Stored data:

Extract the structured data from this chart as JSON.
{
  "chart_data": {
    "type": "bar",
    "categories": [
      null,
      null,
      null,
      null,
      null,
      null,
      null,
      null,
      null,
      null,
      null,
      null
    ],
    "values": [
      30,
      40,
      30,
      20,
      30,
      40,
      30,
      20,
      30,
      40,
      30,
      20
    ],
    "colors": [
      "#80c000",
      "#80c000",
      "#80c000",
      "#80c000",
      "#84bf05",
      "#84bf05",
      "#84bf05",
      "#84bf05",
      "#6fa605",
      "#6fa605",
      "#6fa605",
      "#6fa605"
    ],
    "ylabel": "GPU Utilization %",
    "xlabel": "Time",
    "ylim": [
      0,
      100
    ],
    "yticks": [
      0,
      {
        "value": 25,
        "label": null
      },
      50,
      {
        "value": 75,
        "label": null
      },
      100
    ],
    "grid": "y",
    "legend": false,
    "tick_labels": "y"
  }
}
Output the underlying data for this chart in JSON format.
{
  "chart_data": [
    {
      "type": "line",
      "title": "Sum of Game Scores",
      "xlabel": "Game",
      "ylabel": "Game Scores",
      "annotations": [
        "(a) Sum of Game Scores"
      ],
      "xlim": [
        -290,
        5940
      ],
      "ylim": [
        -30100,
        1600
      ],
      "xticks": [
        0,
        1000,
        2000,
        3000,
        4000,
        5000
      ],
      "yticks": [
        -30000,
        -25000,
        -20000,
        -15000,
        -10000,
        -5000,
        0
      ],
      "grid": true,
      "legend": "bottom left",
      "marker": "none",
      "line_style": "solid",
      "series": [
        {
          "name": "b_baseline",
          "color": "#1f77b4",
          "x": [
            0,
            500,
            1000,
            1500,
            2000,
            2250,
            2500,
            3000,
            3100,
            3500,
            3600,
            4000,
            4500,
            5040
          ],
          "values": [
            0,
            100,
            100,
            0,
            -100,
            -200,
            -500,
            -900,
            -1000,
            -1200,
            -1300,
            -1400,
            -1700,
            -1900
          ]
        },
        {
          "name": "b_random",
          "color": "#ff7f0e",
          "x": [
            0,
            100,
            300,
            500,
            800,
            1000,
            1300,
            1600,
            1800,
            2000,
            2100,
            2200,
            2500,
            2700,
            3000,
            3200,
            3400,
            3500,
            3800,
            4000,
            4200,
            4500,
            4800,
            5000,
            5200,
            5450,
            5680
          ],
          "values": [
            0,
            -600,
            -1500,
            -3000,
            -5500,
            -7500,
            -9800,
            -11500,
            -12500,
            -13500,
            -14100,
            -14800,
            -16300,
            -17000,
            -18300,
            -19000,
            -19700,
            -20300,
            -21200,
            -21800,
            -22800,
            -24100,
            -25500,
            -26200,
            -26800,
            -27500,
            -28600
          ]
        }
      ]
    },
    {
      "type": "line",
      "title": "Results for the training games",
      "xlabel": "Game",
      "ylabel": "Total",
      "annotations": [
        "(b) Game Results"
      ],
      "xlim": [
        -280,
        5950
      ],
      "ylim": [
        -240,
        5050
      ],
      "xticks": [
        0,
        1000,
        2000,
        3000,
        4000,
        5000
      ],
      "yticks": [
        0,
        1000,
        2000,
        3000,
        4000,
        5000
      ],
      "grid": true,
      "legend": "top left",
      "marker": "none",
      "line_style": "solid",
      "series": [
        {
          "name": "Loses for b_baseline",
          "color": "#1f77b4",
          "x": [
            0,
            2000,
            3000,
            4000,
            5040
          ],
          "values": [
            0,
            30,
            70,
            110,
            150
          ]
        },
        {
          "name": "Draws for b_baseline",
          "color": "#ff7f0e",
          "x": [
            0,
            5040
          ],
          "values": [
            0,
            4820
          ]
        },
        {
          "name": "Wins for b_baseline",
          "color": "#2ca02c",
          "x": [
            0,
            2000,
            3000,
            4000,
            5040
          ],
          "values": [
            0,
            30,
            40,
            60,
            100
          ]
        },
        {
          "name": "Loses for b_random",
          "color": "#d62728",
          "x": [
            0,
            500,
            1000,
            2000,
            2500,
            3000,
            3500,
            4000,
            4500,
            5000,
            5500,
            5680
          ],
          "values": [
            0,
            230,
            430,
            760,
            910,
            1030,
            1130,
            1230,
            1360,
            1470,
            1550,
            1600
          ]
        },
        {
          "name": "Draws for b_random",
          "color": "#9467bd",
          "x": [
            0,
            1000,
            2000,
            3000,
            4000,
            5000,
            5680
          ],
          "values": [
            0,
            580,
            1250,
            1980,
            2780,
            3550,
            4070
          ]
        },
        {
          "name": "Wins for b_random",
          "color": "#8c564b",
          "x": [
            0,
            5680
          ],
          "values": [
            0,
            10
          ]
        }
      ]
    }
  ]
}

**Problem details:** Show all lines in the entries above where the string "name" appears.

**Exercise answer:**
          "name": "b_baseline",
          "name": "b_random",
          "name": "Loses for b_baseline",
          "name": "Draws for b_baseline",
          "name": "Wins for b_baseline",
          "name": "Loses for b_random",
          "name": "Draws for b_random",
          "name": "Wins for b_random",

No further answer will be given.